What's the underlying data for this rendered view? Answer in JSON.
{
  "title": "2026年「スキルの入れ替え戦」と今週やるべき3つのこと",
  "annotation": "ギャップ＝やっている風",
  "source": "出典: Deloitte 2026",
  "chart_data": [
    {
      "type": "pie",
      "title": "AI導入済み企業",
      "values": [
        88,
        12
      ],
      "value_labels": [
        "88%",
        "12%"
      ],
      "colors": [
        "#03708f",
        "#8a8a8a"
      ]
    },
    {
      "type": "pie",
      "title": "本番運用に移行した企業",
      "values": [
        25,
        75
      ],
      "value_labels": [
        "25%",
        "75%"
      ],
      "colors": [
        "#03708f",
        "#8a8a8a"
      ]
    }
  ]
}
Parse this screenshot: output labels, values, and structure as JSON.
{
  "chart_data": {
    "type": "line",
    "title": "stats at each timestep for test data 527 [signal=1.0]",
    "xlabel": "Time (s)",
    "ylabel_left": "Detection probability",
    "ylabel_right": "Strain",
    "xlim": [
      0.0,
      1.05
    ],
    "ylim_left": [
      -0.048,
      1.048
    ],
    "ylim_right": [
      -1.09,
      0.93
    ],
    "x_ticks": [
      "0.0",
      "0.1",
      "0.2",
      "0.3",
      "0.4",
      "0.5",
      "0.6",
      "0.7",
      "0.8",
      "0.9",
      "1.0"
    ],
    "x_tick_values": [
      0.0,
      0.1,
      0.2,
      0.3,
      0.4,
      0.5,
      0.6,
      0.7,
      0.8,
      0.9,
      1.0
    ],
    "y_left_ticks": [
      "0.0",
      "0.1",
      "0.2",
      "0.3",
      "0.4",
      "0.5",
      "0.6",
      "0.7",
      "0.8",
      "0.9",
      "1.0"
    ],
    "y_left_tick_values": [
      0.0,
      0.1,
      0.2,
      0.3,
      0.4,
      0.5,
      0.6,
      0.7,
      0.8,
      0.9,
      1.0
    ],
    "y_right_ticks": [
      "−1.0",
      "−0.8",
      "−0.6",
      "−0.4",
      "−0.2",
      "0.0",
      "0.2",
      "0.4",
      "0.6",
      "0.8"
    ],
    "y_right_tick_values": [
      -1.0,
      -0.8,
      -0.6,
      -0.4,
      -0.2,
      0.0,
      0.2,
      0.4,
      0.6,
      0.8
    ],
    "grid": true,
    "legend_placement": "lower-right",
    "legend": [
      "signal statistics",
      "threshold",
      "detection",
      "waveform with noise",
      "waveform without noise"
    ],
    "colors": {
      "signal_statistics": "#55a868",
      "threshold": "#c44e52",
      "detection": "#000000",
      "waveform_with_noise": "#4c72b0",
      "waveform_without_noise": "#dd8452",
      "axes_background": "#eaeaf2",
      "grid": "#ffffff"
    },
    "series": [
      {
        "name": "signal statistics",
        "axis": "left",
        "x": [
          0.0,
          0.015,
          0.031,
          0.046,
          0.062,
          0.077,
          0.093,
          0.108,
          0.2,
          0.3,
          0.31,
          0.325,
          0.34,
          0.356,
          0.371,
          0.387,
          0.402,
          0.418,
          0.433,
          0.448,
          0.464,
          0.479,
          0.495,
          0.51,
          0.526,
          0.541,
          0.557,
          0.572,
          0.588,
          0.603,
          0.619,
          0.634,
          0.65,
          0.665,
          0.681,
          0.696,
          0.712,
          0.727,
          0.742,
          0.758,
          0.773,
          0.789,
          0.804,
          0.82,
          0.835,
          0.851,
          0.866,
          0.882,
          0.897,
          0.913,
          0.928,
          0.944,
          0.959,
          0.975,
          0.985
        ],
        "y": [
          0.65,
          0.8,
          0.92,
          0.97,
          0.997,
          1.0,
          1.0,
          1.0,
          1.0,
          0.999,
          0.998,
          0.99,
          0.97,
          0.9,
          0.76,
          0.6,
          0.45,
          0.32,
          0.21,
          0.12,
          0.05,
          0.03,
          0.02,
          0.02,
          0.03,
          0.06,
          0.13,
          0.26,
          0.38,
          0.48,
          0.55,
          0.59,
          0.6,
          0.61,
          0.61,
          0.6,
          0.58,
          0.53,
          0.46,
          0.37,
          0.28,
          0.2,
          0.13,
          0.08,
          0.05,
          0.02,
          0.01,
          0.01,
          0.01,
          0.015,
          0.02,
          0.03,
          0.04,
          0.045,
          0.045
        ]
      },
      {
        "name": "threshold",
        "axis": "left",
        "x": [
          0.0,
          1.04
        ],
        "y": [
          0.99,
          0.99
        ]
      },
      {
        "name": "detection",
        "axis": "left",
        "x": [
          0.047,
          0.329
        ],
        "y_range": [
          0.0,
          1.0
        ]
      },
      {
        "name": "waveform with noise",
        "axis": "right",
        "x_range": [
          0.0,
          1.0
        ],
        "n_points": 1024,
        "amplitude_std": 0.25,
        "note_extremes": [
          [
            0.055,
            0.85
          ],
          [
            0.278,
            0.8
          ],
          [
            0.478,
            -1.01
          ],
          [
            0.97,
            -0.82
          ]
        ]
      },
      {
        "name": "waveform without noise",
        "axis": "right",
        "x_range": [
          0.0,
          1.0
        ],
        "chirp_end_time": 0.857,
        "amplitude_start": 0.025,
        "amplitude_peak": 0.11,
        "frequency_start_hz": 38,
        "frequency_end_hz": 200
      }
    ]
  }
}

_ _ _ _

- _Work to do_
Reproduce the full listing above, character for character.

- _Problem solution_
What's the underlying data for this rendered view? Answer in JSON.
{
  "title": "2026年「スキルの入れ替え戦」と今週やるべき3つのこと",
  "annotation": "ギャップ＝やっている風",
  "source": "出典: Deloitte 2026",
  "chart_data": [
    {
      "type": "pie",
      "title": "AI導入済み企業",
      "values": [
        88,
        12
      ],
      "value_labels": [
        "88%",
        "12%"
      ],
      "colors": [
        "#03708f",
        "#8a8a8a"
      ]
    },
    {
      "type": "pie",
      "title": "本番運用に移行した企業",
      "values": [
        25,
        75
      ],
      "value_labels": [
        "25%",
        "75%"
      ],
      "colors": [
        "#03708f",
        "#8a8a8a"
      ]
    }
  ]
}
Parse this screenshot: output labels, values, and structure as JSON.
{
  "chart_data": {
    "type": "line",
    "title": "stats at each timestep for test data 527 [signal=1.0]",
    "xlabel": "Time (s)",
    "ylabel_left": "Detection probability",
    "ylabel_right": "Strain",
    "xlim": [
      0.0,
      1.05
    ],
    "ylim_left": [
      -0.048,
      1.048
    ],
    "ylim_right": [
      -1.09,
      0.93
    ],
    "x_ticks": [
      "0.0",
      "0.1",
      "0.2",
      "0.3",
      "0.4",
      "0.5",
      "0.6",
      "0.7",
      "0.8",
      "0.9",
      "1.0"
    ],
    "x_tick_values": [
      0.0,
      0.1,
      0.2,
      0.3,
      0.4,
      0.5,
      0.6,
      0.7,
      0.8,
      0.9,
      1.0
    ],
    "y_left_ticks": [
      "0.0",
      "0.1",
      "0.2",
      "0.3",
      "0.4",
      "0.5",
      "0.6",
      "0.7",
      "0.8",
      "0.9",
      "1.0"
    ],
    "y_left_tick_values": [
      0.0,
      0.1,
      0.2,
      0.3,
      0.4,
      0.5,
      0.6,
      0.7,
      0.8,
      0.9,
      1.0
    ],
    "y_right_ticks": [
      "−1.0",
      "−0.8",
      "−0.6",
      "−0.4",
      "−0.2",
      "0.0",
      "0.2",
      "0.4",
      "0.6",
      "0.8"
    ],
    "y_right_tick_values": [
      -1.0,
      -0.8,
      -0.6,
      -0.4,
      -0.2,
      0.0,
      0.2,
      0.4,
      0.6,
      0.8
    ],
    "grid": true,
    "legend_placement": "lower-right",
    "legend": [
      "signal statistics",
      "threshold",
      "detection",
      "waveform with noise",
      "waveform without noise"
    ],
    "colors": {
      "signal_statistics": "#55a868",
      "threshold": "#c44e52",
      "detection": "#000000",
      "waveform_with_noise": "#4c72b0",
      "waveform_without_noise": "#dd8452",
      "axes_background": "#eaeaf2",
      "grid": "#ffffff"
    },
    "series": [
      {
        "name": "signal statistics",
        "axis": "left",
        "x": [
          0.0,
          0.015,
          0.031,
          0.046,
          0.062,
          0.077,
          0.093,
          0.108,
          0.2,
          0.3,
          0.31,
          0.325,
          0.34,
          0.356,
          0.371,
          0.387,
          0.402,
          0.418,
          0.433,
          0.448,
          0.464,
          0.479,
          0.495,
          0.51,
          0.526,
          0.541,
          0.557,
          0.572,
          0.588,
          0.603,
          0.619,
          0.634,
          0.65,
          0.665,
          0.681,
          0.696,
          0.712,
          0.727,
          0.742,
          0.758,
          0.773,
          0.789,
          0.804,
          0.82,
          0.835,
          0.851,
          0.866,
          0.882,
          0.897,
          0.913,
          0.928,
          0.944,
          0.959,
          0.975,
          0.985
        ],
        "y": [
          0.65,
          0.8,
          0.92,
          0.97,
          0.997,
          1.0,
          1.0,
          1.0,
          1.0,
          0.999,
          0.998,
          0.99,
          0.97,
          0.9,
          0.76,
          0.6,
          0.45,
          0.32,
          0.21,
          0.12,
          0.05,
          0.03,
          0.02,
          0.02,
          0.03,
          0.06,
          0.13,
          0.26,
          0.38,
          0.48,
          0.55,
          0.59,
          0.6,
          0.61,
          0.61,
          0.6,
          0.58,
          0.53,
          0.46,
          0.37,
          0.28,
          0.2,
          0.13,
          0.08,
          0.05,
          0.02,
          0.01,
          0.01,
          0.01,
          0.015,
          0.02,
          0.03,
          0.04,
          0.045,
          0.045
        ]
      },
      {
        "name": "threshold",
        "axis": "left",
        "x": [
          0.0,
          1.04
        ],
        "y": [
          0.99,
          0.99
        ]
      },
      {
        "name": "detection",
        "axis": "left",
        "x": [
          0.047,
          0.329
        ],
        "y_range": [
          0.0,
          1.0
        ]
      },
      {
        "name": "waveform with noise",
        "axis": "right",
        "x_range": [
          0.0,
          1.0
        ],
        "n_points": 1024,
        "amplitude_std": 0.25,
        "note_extremes": [
          [
            0.055,
            0.85
          ],
          [
            0.278,
            0.8
          ],
          [
            0.478,
            -1.01
          ],
          [
            0.97,
            -0.82
          ]
        ]
      },
      {
        "name": "waveform without noise",
        "axis": "right",
        "x_range": [
          0.0,
          1.0
        ],
        "chirp_end_time": 0.857,
        "amplitude_start": 0.025,
        "amplitude_peak": 0.11,
        "frequency_start_hz": 38,
        "frequency_end_hz": 200
      }
    ]
  }
}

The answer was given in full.